A block of data:
********************

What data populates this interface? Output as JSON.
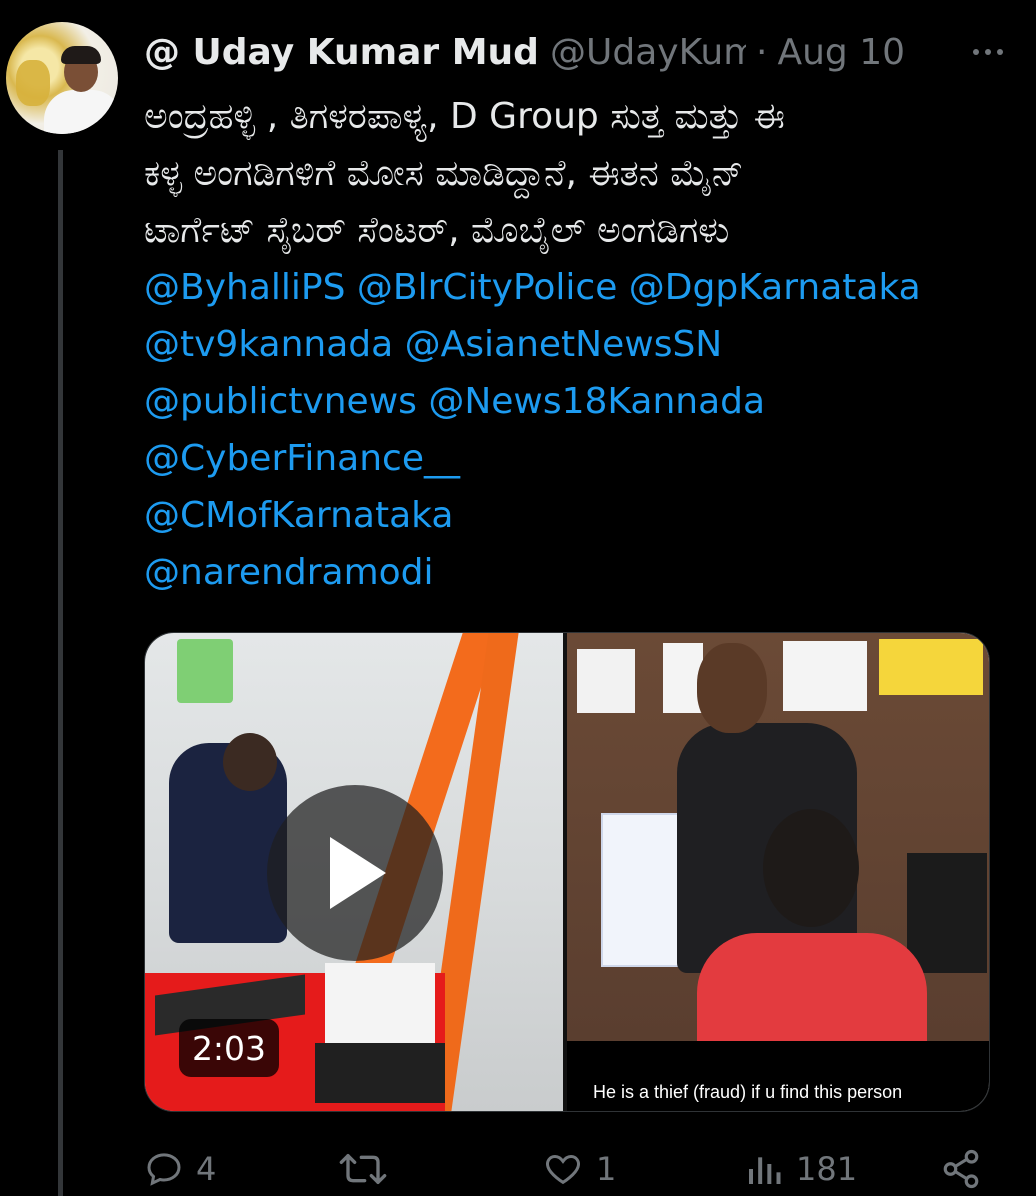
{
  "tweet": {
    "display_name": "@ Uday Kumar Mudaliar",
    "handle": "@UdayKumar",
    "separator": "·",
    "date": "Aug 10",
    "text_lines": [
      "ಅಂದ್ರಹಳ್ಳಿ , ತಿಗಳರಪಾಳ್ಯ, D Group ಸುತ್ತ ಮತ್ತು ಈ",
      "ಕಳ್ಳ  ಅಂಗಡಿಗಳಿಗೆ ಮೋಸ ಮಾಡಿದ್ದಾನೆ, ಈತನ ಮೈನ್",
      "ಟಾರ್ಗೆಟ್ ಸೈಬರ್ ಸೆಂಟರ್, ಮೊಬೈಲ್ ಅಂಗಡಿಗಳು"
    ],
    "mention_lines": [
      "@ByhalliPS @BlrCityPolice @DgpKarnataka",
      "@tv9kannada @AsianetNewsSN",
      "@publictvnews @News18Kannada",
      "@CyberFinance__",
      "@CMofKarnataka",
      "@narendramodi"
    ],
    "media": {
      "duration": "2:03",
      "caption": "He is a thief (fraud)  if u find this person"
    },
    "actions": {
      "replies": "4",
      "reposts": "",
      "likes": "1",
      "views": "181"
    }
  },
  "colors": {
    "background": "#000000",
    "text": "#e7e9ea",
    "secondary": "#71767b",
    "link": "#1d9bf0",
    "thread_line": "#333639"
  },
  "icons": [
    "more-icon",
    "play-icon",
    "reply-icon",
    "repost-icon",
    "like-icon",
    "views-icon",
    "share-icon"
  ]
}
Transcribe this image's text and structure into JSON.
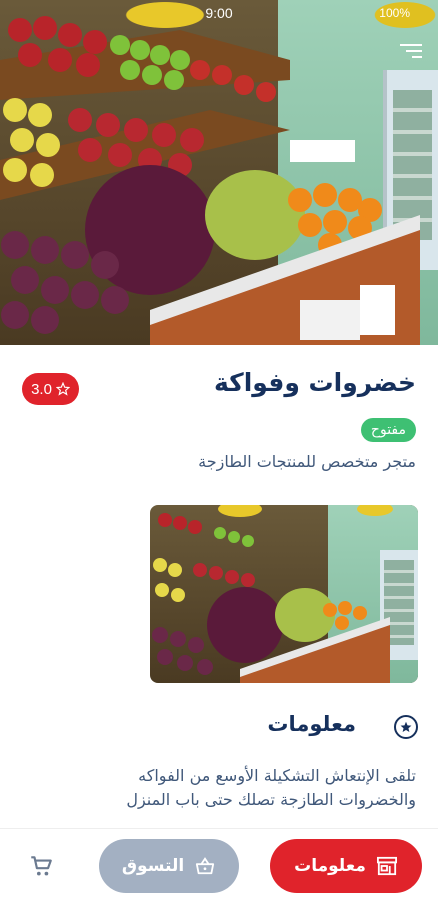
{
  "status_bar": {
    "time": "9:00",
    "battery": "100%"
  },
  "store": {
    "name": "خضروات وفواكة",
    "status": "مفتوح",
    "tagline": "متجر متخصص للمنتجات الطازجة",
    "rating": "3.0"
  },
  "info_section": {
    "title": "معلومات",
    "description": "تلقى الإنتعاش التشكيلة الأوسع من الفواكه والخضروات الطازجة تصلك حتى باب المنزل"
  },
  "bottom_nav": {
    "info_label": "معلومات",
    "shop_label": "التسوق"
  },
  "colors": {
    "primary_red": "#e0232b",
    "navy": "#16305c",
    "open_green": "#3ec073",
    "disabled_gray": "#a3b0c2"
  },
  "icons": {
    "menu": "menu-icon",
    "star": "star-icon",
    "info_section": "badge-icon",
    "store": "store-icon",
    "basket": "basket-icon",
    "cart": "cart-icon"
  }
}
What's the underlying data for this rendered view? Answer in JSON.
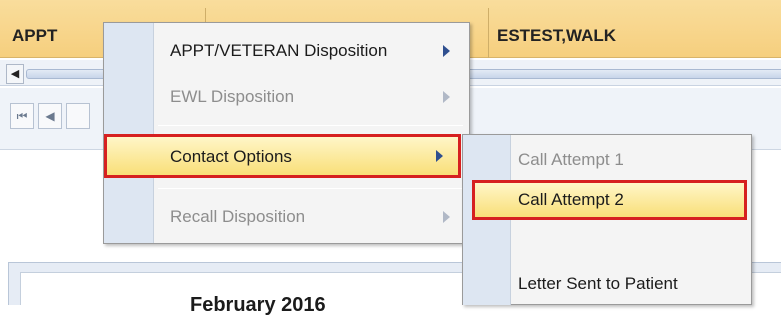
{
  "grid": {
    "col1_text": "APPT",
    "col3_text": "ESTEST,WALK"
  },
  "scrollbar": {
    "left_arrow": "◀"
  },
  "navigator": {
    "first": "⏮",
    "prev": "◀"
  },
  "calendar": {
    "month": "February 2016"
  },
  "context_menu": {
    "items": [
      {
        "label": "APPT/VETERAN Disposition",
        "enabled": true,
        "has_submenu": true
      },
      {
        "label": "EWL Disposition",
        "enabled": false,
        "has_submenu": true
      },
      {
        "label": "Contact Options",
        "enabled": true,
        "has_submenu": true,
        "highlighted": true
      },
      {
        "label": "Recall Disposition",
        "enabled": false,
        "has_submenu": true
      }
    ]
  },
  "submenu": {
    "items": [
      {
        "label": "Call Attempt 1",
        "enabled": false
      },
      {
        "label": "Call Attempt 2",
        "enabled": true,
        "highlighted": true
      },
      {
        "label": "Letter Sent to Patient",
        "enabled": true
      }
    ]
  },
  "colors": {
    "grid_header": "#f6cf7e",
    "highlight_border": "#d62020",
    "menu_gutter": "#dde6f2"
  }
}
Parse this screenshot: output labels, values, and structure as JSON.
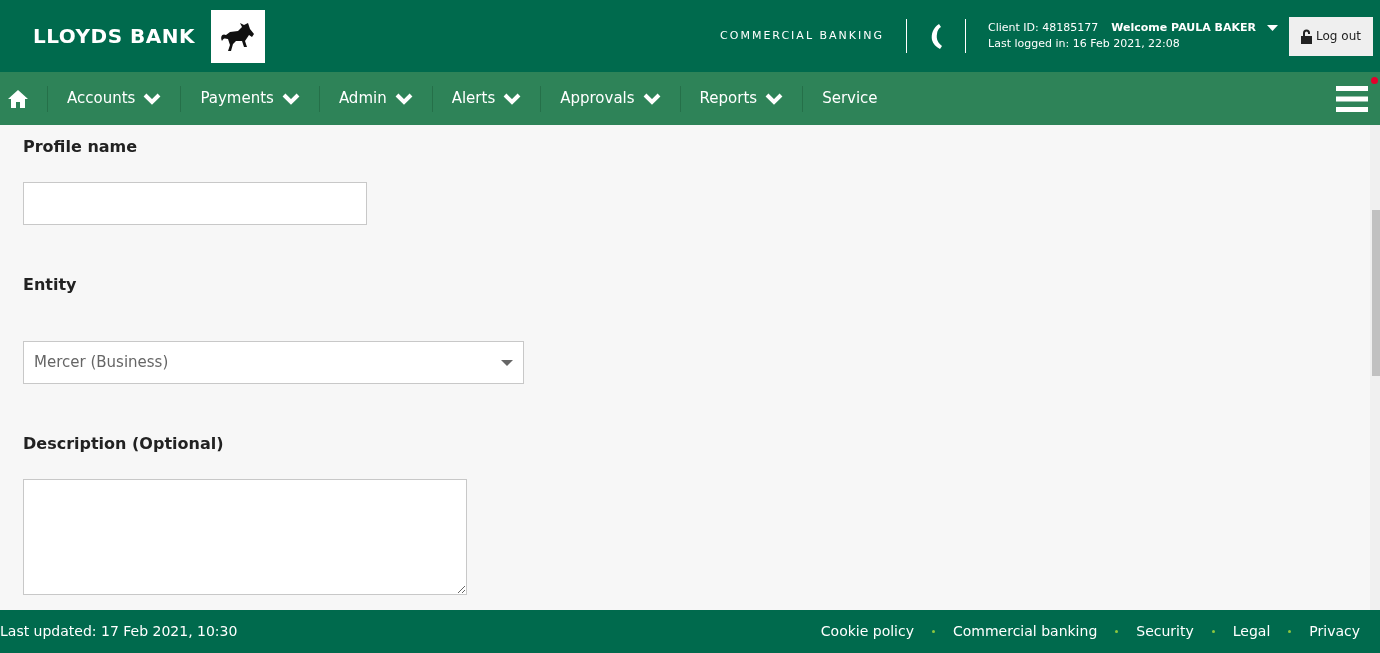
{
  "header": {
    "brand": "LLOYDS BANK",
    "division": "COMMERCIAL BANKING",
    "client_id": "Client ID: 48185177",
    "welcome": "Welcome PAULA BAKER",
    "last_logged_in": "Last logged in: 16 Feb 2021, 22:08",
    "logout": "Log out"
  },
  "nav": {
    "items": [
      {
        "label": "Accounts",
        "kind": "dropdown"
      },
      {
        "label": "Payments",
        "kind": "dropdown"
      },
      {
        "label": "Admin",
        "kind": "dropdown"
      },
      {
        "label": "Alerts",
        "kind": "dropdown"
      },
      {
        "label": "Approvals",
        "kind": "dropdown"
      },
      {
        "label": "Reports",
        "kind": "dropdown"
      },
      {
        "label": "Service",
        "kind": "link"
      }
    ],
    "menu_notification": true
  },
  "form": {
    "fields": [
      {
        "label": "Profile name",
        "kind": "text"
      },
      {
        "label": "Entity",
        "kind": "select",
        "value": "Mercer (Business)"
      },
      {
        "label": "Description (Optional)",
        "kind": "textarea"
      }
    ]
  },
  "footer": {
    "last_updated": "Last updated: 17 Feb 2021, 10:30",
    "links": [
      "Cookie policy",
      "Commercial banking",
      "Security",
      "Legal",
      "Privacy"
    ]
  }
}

********************

▸ **PROBLEM TO SOLVE**
Check each line of these records for the string "structure" and state only how many lines have it.

▸ **ANSWER**
2